[What to do] Word for word, set down the records and skip each picture.

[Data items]
____

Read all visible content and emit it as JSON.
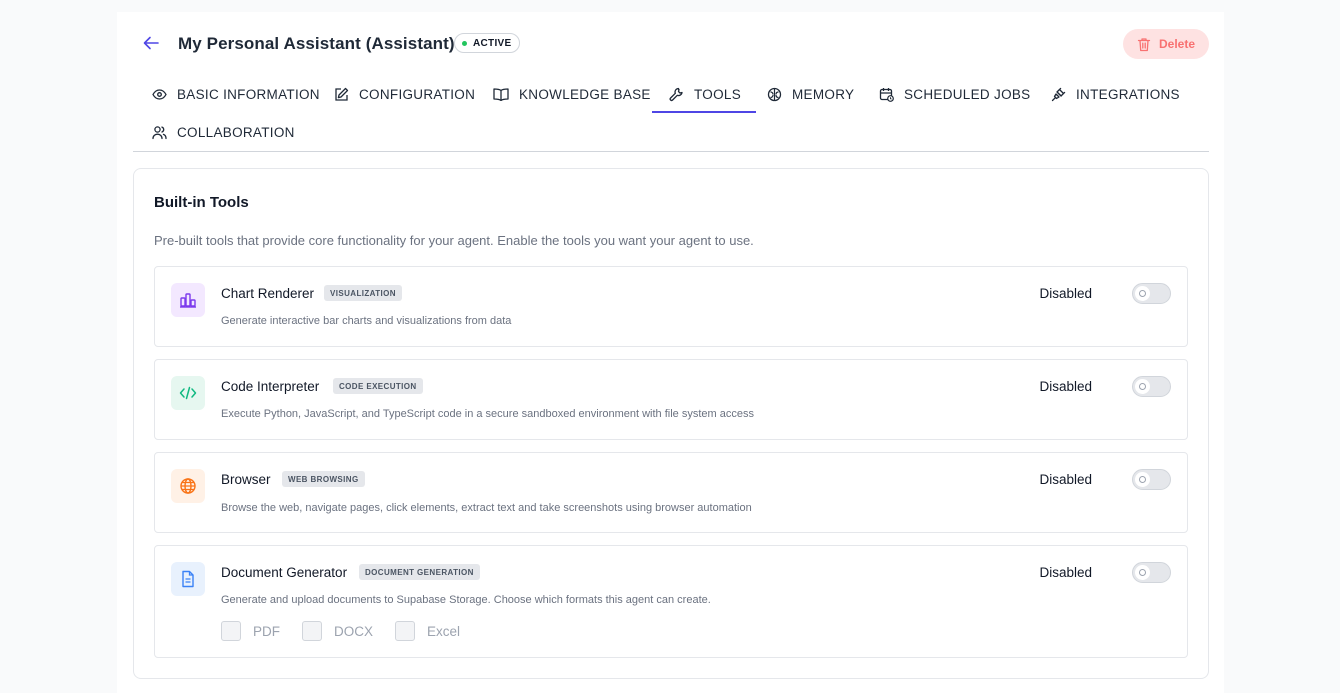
{
  "header": {
    "title": "My Personal Assistant (Assistant)",
    "status": "ACTIVE",
    "delete_label": "Delete"
  },
  "tabs": [
    {
      "label": "BASIC INFORMATION",
      "icon": "eye-icon"
    },
    {
      "label": "CONFIGURATION",
      "icon": "edit-icon"
    },
    {
      "label": "KNOWLEDGE BASE",
      "icon": "book-icon"
    },
    {
      "label": "TOOLS",
      "icon": "wrench-icon",
      "active": true
    },
    {
      "label": "MEMORY",
      "icon": "brain-icon"
    },
    {
      "label": "SCHEDULED JOBS",
      "icon": "calendar-icon"
    },
    {
      "label": "INTEGRATIONS",
      "icon": "plug-icon"
    },
    {
      "label": "COLLABORATION",
      "icon": "users-icon"
    }
  ],
  "builtin": {
    "title": "Built-in Tools",
    "description": "Pre-built tools that provide core functionality for your agent. Enable the tools you want your agent to use.",
    "tools": [
      {
        "name": "Chart Renderer",
        "tag": "VISUALIZATION",
        "description": "Generate interactive bar charts and visualizations from data",
        "status": "Disabled",
        "icon": "bar-chart-icon",
        "icon_color": "#7c3aed",
        "icon_bg": "#f3e8ff"
      },
      {
        "name": "Code Interpreter",
        "tag": "CODE EXECUTION",
        "description": "Execute Python, JavaScript, and TypeScript code in a secure sandboxed environment with file system access",
        "status": "Disabled",
        "icon": "code-icon",
        "icon_color": "#10b981",
        "icon_bg": "#e6f7f0"
      },
      {
        "name": "Browser",
        "tag": "WEB BROWSING",
        "description": "Browse the web, navigate pages, click elements, extract text and take screenshots using browser automation",
        "status": "Disabled",
        "icon": "globe-icon",
        "icon_color": "#f97316",
        "icon_bg": "#fff1e6"
      },
      {
        "name": "Document Generator",
        "tag": "DOCUMENT GENERATION",
        "description": "Generate and upload documents to Supabase Storage. Choose which formats this agent can create.",
        "status": "Disabled",
        "icon": "document-icon",
        "icon_color": "#3b82f6",
        "icon_bg": "#e8f1fd",
        "formats": [
          "PDF",
          "DOCX",
          "Excel"
        ]
      }
    ]
  }
}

____

[Result of this task]
Read all visible content and emit it as JSON.
{
  "header": {
    "title": "My Personal Assistant (Assistant)",
    "status": "ACTIVE",
    "delete_label": "Delete"
  },
  "tabs": [
    {
      "label": "BASIC INFORMATION",
      "icon": "eye-icon"
    },
    {
      "label": "CONFIGURATION",
      "icon": "edit-icon"
    },
    {
      "label": "KNOWLEDGE BASE",
      "icon": "book-icon"
    },
    {
      "label": "TOOLS",
      "icon": "wrench-icon",
      "active": true
    },
    {
      "label": "MEMORY",
      "icon": "brain-icon"
    },
    {
      "label": "SCHEDULED JOBS",
      "icon": "calendar-icon"
    },
    {
      "label": "INTEGRATIONS",
      "icon": "plug-icon"
    },
    {
      "label": "COLLABORATION",
      "icon": "users-icon"
    }
  ],
  "builtin": {
    "title": "Built-in Tools",
    "description": "Pre-built tools that provide core functionality for your agent. Enable the tools you want your agent to use.",
    "tools": [
      {
        "name": "Chart Renderer",
        "tag": "VISUALIZATION",
        "description": "Generate interactive bar charts and visualizations from data",
        "status": "Disabled",
        "icon": "bar-chart-icon",
        "icon_color": "#7c3aed",
        "icon_bg": "#f3e8ff"
      },
      {
        "name": "Code Interpreter",
        "tag": "CODE EXECUTION",
        "description": "Execute Python, JavaScript, and TypeScript code in a secure sandboxed environment with file system access",
        "status": "Disabled",
        "icon": "code-icon",
        "icon_color": "#10b981",
        "icon_bg": "#e6f7f0"
      },
      {
        "name": "Browser",
        "tag": "WEB BROWSING",
        "description": "Browse the web, navigate pages, click elements, extract text and take screenshots using browser automation",
        "status": "Disabled",
        "icon": "globe-icon",
        "icon_color": "#f97316",
        "icon_bg": "#fff1e6"
      },
      {
        "name": "Document Generator",
        "tag": "DOCUMENT GENERATION",
        "description": "Generate and upload documents to Supabase Storage. Choose which formats this agent can create.",
        "status": "Disabled",
        "icon": "document-icon",
        "icon_color": "#3b82f6",
        "icon_bg": "#e8f1fd",
        "formats": [
          "PDF",
          "DOCX",
          "Excel"
        ]
      }
    ]
  }
}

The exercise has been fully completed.